-- Chart and figure data --
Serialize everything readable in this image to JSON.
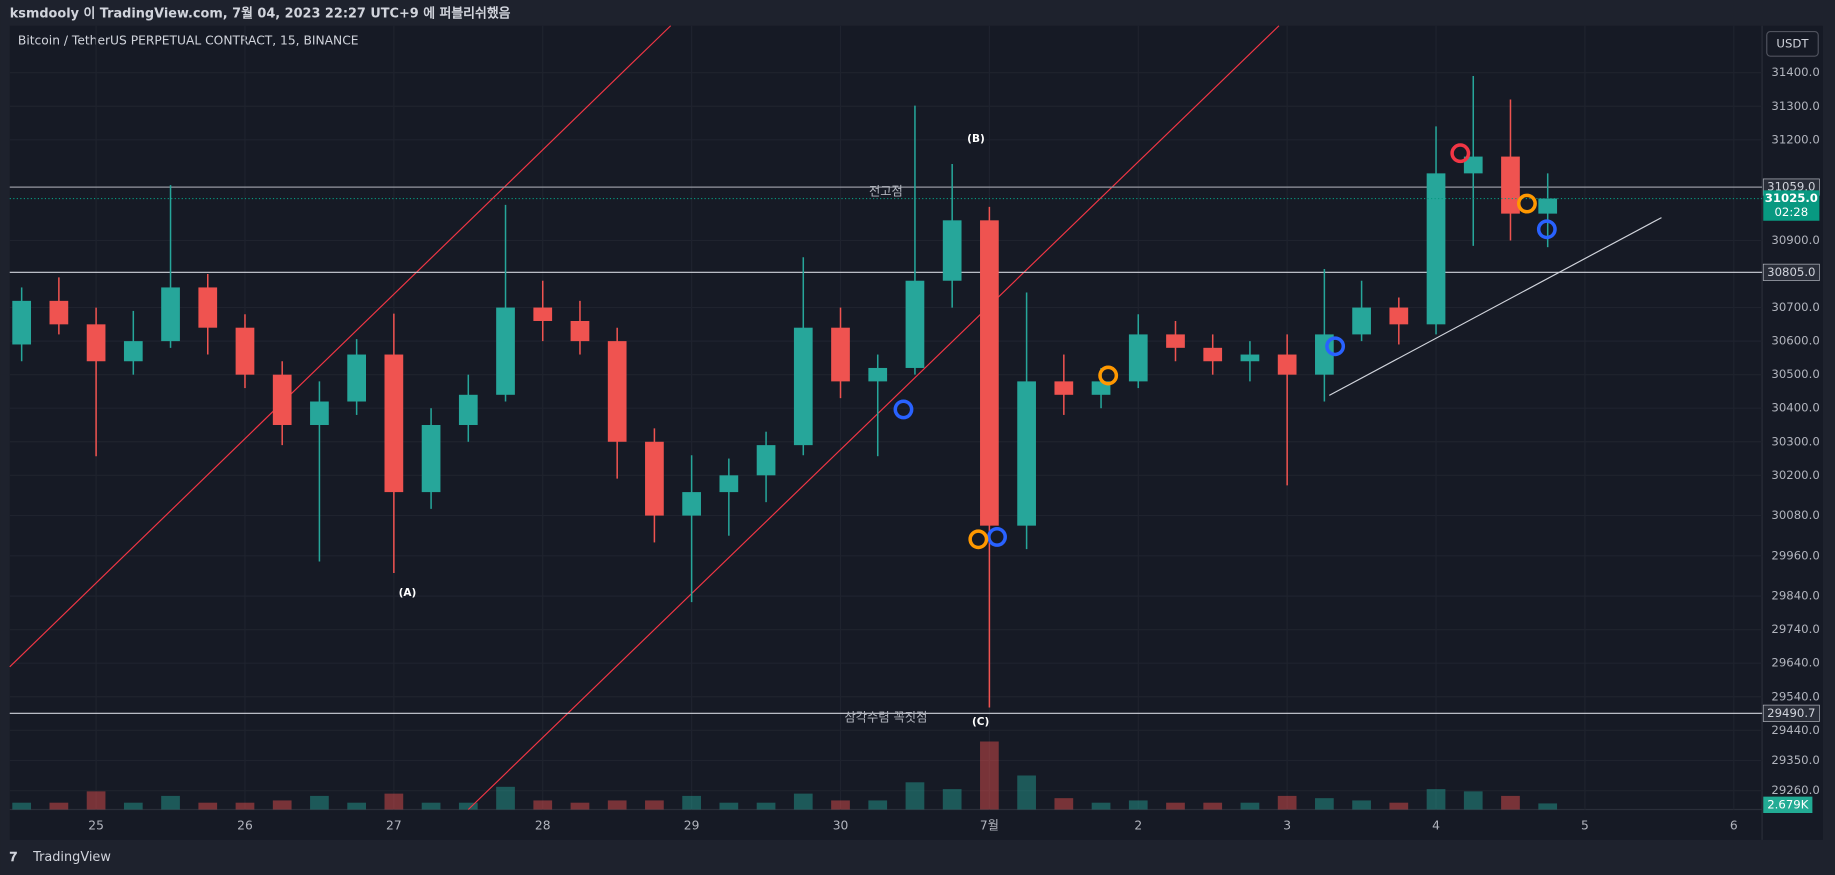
{
  "header": "ksmdooly 이 TradingView.com, 7월 04, 2023 22:27 UTC+9 에 퍼블리쉬했음",
  "footer": "TradingView",
  "chart_data": {
    "type": "candlestick",
    "title": "Bitcoin / TetherUS PERPETUAL CONTRACT, 15, BINANCE",
    "currency": "USDT",
    "x": [
      -0.5,
      -0.25,
      0,
      0.25,
      0.5,
      0.75,
      1,
      1.25,
      1.5,
      1.75,
      2,
      2.25,
      2.5,
      2.75,
      3,
      3.25,
      3.5,
      3.75,
      4,
      4.25,
      4.5,
      4.75,
      5,
      5.25,
      5.5,
      5.75,
      6,
      6.25,
      6.5,
      6.75,
      7,
      7.25,
      7.5,
      7.75,
      8,
      8.25,
      8.5,
      8.75,
      9,
      9.25,
      9.5,
      9.75
    ],
    "open": [
      30590,
      30720,
      30650,
      30540,
      30600,
      30760,
      30640,
      30500,
      30350,
      30420,
      30560,
      30150,
      30350,
      30440,
      30700,
      30660,
      30600,
      30300,
      30080,
      30150,
      30200,
      30290,
      30640,
      30480,
      30520,
      30780,
      30960,
      30050,
      30480,
      30440,
      30480,
      30620,
      30580,
      30540,
      30560,
      30500,
      30620,
      30700,
      30650,
      31100,
      31150,
      30980
    ],
    "high": [
      30760,
      30790,
      30700,
      30690,
      31065,
      30800,
      30680,
      30540,
      30480,
      30606,
      30682,
      30400,
      30500,
      31006,
      30780,
      30720,
      30640,
      30340,
      30260,
      30250,
      30330,
      30850,
      30700,
      30560,
      31302,
      31128,
      31000,
      30745,
      30560,
      30520,
      30680,
      30660,
      30620,
      30600,
      30620,
      30815,
      30780,
      30730,
      31240,
      31390,
      31320,
      31100
    ],
    "low": [
      30540,
      30620,
      30257,
      30500,
      30580,
      30560,
      30460,
      30290,
      29943,
      30380,
      29909,
      30100,
      30300,
      30420,
      30600,
      30560,
      30190,
      30000,
      29822,
      30020,
      30120,
      30260,
      30430,
      30257,
      30500,
      30700,
      29508,
      29980,
      30380,
      30400,
      30460,
      30540,
      30500,
      30480,
      30170,
      30420,
      30600,
      30590,
      30620,
      30884,
      30900,
      30880
    ],
    "close": [
      30720,
      30650,
      30540,
      30600,
      30760,
      30640,
      30500,
      30350,
      30420,
      30560,
      30150,
      30350,
      30440,
      30700,
      30660,
      30600,
      30300,
      30080,
      30150,
      30200,
      30290,
      30640,
      30480,
      30520,
      30780,
      30960,
      30050,
      30480,
      30440,
      30480,
      30620,
      30580,
      30540,
      30560,
      30500,
      30620,
      30700,
      30650,
      31100,
      31150,
      30980,
      31025
    ],
    "up_color": "#26a69a",
    "down_color": "#ef5350",
    "volume": [
      3,
      3,
      8,
      3,
      6,
      3,
      3,
      4,
      6,
      3,
      7,
      3,
      3,
      10,
      4,
      3,
      4,
      4,
      6,
      3,
      3,
      7,
      4,
      4,
      12,
      9,
      30,
      15,
      5,
      3,
      4,
      3,
      3,
      3,
      6,
      5,
      4,
      3,
      9,
      8,
      6,
      2.679
    ],
    "volume_lim": [
      0,
      32
    ],
    "volume_label": "2.679K",
    "xlim": [
      -0.58,
      11.19
    ],
    "xticks": [
      {
        "value": 0,
        "label": "25"
      },
      {
        "value": 1,
        "label": "26"
      },
      {
        "value": 2,
        "label": "27"
      },
      {
        "value": 3,
        "label": "28"
      },
      {
        "value": 4,
        "label": "29"
      },
      {
        "value": 5,
        "label": "30"
      },
      {
        "value": 6,
        "label": "7월"
      },
      {
        "value": 7,
        "label": "2"
      },
      {
        "value": 8,
        "label": "3"
      },
      {
        "value": 9,
        "label": "4"
      },
      {
        "value": 10,
        "label": "5"
      },
      {
        "value": 11,
        "label": "6"
      }
    ],
    "ylim": [
      29204,
      31540
    ],
    "yticks": [
      {
        "value": 31400,
        "label": "31400.0"
      },
      {
        "value": 31300,
        "label": "31300.0"
      },
      {
        "value": 31200,
        "label": "31200.0"
      },
      {
        "value": 30900,
        "label": "30900.0"
      },
      {
        "value": 30700,
        "label": "30700.0"
      },
      {
        "value": 30600,
        "label": "30600.0"
      },
      {
        "value": 30500,
        "label": "30500.0"
      },
      {
        "value": 30400,
        "label": "30400.0"
      },
      {
        "value": 30300,
        "label": "30300.0"
      },
      {
        "value": 30200,
        "label": "30200.0"
      },
      {
        "value": 30080,
        "label": "30080.0"
      },
      {
        "value": 29960,
        "label": "29960.0"
      },
      {
        "value": 29840,
        "label": "29840.0"
      },
      {
        "value": 29740,
        "label": "29740.0"
      },
      {
        "value": 29640,
        "label": "29640.0"
      },
      {
        "value": 29540,
        "label": "29540.0"
      },
      {
        "value": 29440,
        "label": "29440.0"
      },
      {
        "value": 29350,
        "label": "29350.0"
      },
      {
        "value": 29260,
        "label": "29260.0"
      }
    ],
    "levels": [
      {
        "value": 31059,
        "label": "31059.0"
      },
      {
        "value": 30805,
        "label": "30805.0"
      },
      {
        "value": 29490.7,
        "label": "29490.7"
      }
    ],
    "last_price": {
      "value": 31025,
      "label": "31025.0",
      "countdown": "02:28"
    },
    "annotations": [
      "전고점",
      "삼각수렴 꼭짓점",
      "(A)",
      "(B)",
      "(C)"
    ]
  }
}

-- EXERCISE AIM --
Keep the pictures out of the copy and return the rest of the data above exactly.

-- SOLUTION BELOW --
Serialize everything readable in this image to JSON.
{
  "header": "ksmdooly 이 TradingView.com, 7월 04, 2023 22:27 UTC+9 에 퍼블리쉬했음",
  "footer": "TradingView",
  "chart_data": {
    "type": "candlestick",
    "title": "Bitcoin / TetherUS PERPETUAL CONTRACT, 15, BINANCE",
    "currency": "USDT",
    "x": [
      -0.5,
      -0.25,
      0,
      0.25,
      0.5,
      0.75,
      1,
      1.25,
      1.5,
      1.75,
      2,
      2.25,
      2.5,
      2.75,
      3,
      3.25,
      3.5,
      3.75,
      4,
      4.25,
      4.5,
      4.75,
      5,
      5.25,
      5.5,
      5.75,
      6,
      6.25,
      6.5,
      6.75,
      7,
      7.25,
      7.5,
      7.75,
      8,
      8.25,
      8.5,
      8.75,
      9,
      9.25,
      9.5,
      9.75
    ],
    "open": [
      30590,
      30720,
      30650,
      30540,
      30600,
      30760,
      30640,
      30500,
      30350,
      30420,
      30560,
      30150,
      30350,
      30440,
      30700,
      30660,
      30600,
      30300,
      30080,
      30150,
      30200,
      30290,
      30640,
      30480,
      30520,
      30780,
      30960,
      30050,
      30480,
      30440,
      30480,
      30620,
      30580,
      30540,
      30560,
      30500,
      30620,
      30700,
      30650,
      31100,
      31150,
      30980
    ],
    "high": [
      30760,
      30790,
      30700,
      30690,
      31065,
      30800,
      30680,
      30540,
      30480,
      30606,
      30682,
      30400,
      30500,
      31006,
      30780,
      30720,
      30640,
      30340,
      30260,
      30250,
      30330,
      30850,
      30700,
      30560,
      31302,
      31128,
      31000,
      30745,
      30560,
      30520,
      30680,
      30660,
      30620,
      30600,
      30620,
      30815,
      30780,
      30730,
      31240,
      31390,
      31320,
      31100
    ],
    "low": [
      30540,
      30620,
      30257,
      30500,
      30580,
      30560,
      30460,
      30290,
      29943,
      30380,
      29909,
      30100,
      30300,
      30420,
      30600,
      30560,
      30190,
      30000,
      29822,
      30020,
      30120,
      30260,
      30430,
      30257,
      30500,
      30700,
      29508,
      29980,
      30380,
      30400,
      30460,
      30540,
      30500,
      30480,
      30170,
      30420,
      30600,
      30590,
      30620,
      30884,
      30900,
      30880
    ],
    "close": [
      30720,
      30650,
      30540,
      30600,
      30760,
      30640,
      30500,
      30350,
      30420,
      30560,
      30150,
      30350,
      30440,
      30700,
      30660,
      30600,
      30300,
      30080,
      30150,
      30200,
      30290,
      30640,
      30480,
      30520,
      30780,
      30960,
      30050,
      30480,
      30440,
      30480,
      30620,
      30580,
      30540,
      30560,
      30500,
      30620,
      30700,
      30650,
      31100,
      31150,
      30980,
      31025
    ],
    "up_color": "#26a69a",
    "down_color": "#ef5350",
    "volume": [
      3,
      3,
      8,
      3,
      6,
      3,
      3,
      4,
      6,
      3,
      7,
      3,
      3,
      10,
      4,
      3,
      4,
      4,
      6,
      3,
      3,
      7,
      4,
      4,
      12,
      9,
      30,
      15,
      5,
      3,
      4,
      3,
      3,
      3,
      6,
      5,
      4,
      3,
      9,
      8,
      6,
      2.679
    ],
    "volume_lim": [
      0,
      32
    ],
    "volume_label": "2.679K",
    "xlim": [
      -0.58,
      11.19
    ],
    "xticks": [
      {
        "value": 0,
        "label": "25"
      },
      {
        "value": 1,
        "label": "26"
      },
      {
        "value": 2,
        "label": "27"
      },
      {
        "value": 3,
        "label": "28"
      },
      {
        "value": 4,
        "label": "29"
      },
      {
        "value": 5,
        "label": "30"
      },
      {
        "value": 6,
        "label": "7월"
      },
      {
        "value": 7,
        "label": "2"
      },
      {
        "value": 8,
        "label": "3"
      },
      {
        "value": 9,
        "label": "4"
      },
      {
        "value": 10,
        "label": "5"
      },
      {
        "value": 11,
        "label": "6"
      }
    ],
    "ylim": [
      29204,
      31540
    ],
    "yticks": [
      {
        "value": 31400,
        "label": "31400.0"
      },
      {
        "value": 31300,
        "label": "31300.0"
      },
      {
        "value": 31200,
        "label": "31200.0"
      },
      {
        "value": 30900,
        "label": "30900.0"
      },
      {
        "value": 30700,
        "label": "30700.0"
      },
      {
        "value": 30600,
        "label": "30600.0"
      },
      {
        "value": 30500,
        "label": "30500.0"
      },
      {
        "value": 30400,
        "label": "30400.0"
      },
      {
        "value": 30300,
        "label": "30300.0"
      },
      {
        "value": 30200,
        "label": "30200.0"
      },
      {
        "value": 30080,
        "label": "30080.0"
      },
      {
        "value": 29960,
        "label": "29960.0"
      },
      {
        "value": 29840,
        "label": "29840.0"
      },
      {
        "value": 29740,
        "label": "29740.0"
      },
      {
        "value": 29640,
        "label": "29640.0"
      },
      {
        "value": 29540,
        "label": "29540.0"
      },
      {
        "value": 29440,
        "label": "29440.0"
      },
      {
        "value": 29350,
        "label": "29350.0"
      },
      {
        "value": 29260,
        "label": "29260.0"
      }
    ],
    "levels": [
      {
        "value": 31059,
        "label": "31059.0"
      },
      {
        "value": 30805,
        "label": "30805.0"
      },
      {
        "value": 29490.7,
        "label": "29490.7"
      }
    ],
    "last_price": {
      "value": 31025,
      "label": "31025.0",
      "countdown": "02:28"
    },
    "annotations": [
      "전고점",
      "삼각수렴 꼭짓점",
      "(A)",
      "(B)",
      "(C)"
    ]
  }
}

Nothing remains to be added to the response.